[Extracted data entries]
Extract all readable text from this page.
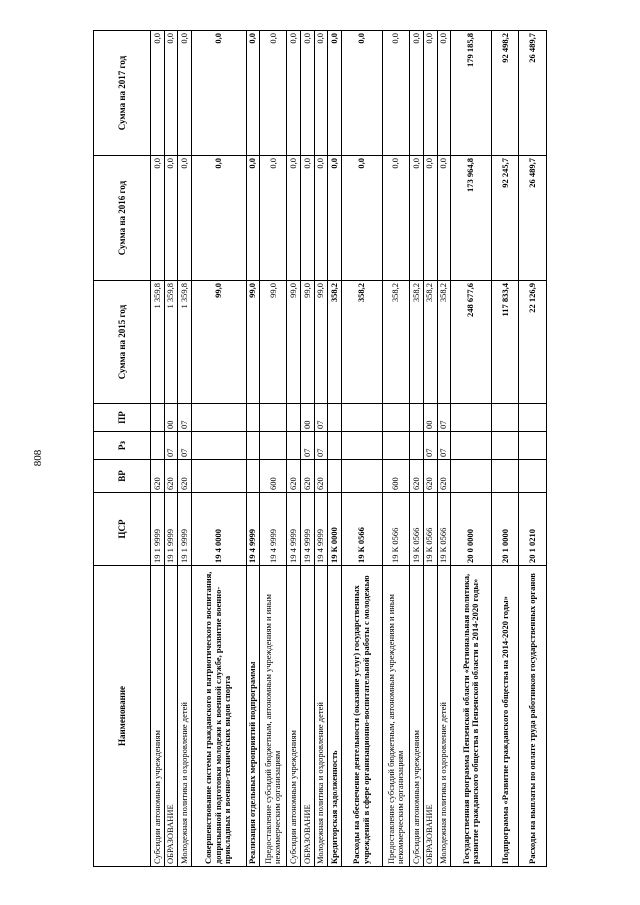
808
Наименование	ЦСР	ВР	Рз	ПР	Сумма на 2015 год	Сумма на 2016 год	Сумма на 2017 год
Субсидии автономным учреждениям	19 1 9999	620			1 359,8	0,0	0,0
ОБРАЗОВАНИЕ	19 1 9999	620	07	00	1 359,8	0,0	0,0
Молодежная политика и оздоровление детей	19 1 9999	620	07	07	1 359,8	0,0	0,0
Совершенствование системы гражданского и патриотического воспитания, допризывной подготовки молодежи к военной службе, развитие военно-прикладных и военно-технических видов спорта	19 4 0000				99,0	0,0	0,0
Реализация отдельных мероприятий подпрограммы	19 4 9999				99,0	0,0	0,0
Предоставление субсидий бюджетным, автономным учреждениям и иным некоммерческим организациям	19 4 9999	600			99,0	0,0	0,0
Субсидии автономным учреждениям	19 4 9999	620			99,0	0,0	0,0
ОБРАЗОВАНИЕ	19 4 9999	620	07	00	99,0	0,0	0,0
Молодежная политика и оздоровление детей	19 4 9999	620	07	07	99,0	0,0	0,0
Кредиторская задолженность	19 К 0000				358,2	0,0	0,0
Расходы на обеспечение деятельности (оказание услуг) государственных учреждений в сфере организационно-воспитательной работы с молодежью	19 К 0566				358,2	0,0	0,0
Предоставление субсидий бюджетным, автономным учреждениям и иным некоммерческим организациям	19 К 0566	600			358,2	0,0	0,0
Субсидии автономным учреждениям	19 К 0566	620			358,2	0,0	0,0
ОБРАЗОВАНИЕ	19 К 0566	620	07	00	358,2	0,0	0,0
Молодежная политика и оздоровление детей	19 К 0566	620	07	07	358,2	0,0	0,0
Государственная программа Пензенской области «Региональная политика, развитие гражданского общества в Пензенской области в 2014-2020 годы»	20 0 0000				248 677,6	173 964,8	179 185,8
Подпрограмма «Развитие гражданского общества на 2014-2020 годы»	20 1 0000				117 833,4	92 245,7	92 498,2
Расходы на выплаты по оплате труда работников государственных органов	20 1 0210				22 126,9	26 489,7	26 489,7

▶ _Goal_
Filter the entries and copy out every line with the word "оздоровление".

▶ _Finished task_
Молодежная политика и оздоровление детей	19 1 9999	620	07	07	1 359,8	0,0	0,0
Молодежная политика и оздоровление детей	19 4 9999	620	07	07	99,0	0,0	0,0
Молодежная политика и оздоровление детей	19 К 0566	620	07	07	358,2	0,0	0,0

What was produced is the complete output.